== Set task ==
In the data that follows, count each line holding the string "nationale"; answer with the number only.

== Given records ==
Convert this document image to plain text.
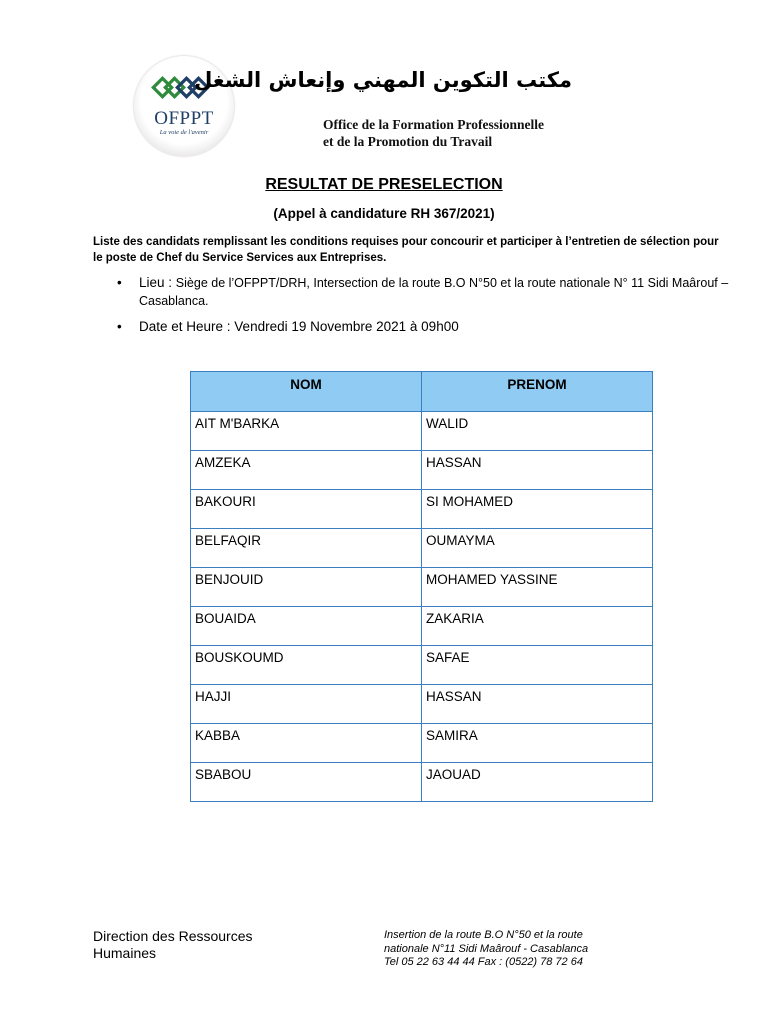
OFPPT
La voie de l'avenir
مكتب التكوين المهني وإنعاش الشغل
Office de la Formation Professionnelle
et de la Promotion du Travail
RESULTAT DE PRESELECTION
(Appel à candidature RH 367/2021)
Liste des candidats remplissant les conditions requises pour concourir et participer à l’entretien de sélection pour le poste de Chef du Service Services aux Entreprises.
• Lieu : Siège de l’OFPPT/DRH, Intersection de la route B.O N°50 et la route nationale N° 11 Sidi Maârouf – Casablanca.
• Date et Heure : Vendredi 19 Novembre 2021 à 09h00
NOM	PRENOM
AIT M'BARKA	WALID
AMZEKA	HASSAN
BAKOURI	SI MOHAMED
BELFAQIR	OUMAYMA
BENJOUID	MOHAMED YASSINE
BOUAIDA	ZAKARIA
BOUSKOUMD	SAFAE
HAJJI	HASSAN
KABBA	SAMIRA
SBABOU	JAOUAD
Direction des Ressources
Humaines
Insertion de la route B.O N°50 et la route
nationale N°11 Sidi Maârouf - Casablanca
Tel 05 22 63 44 44 Fax : (0522) 78 72 64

== Response for this exercise ==
2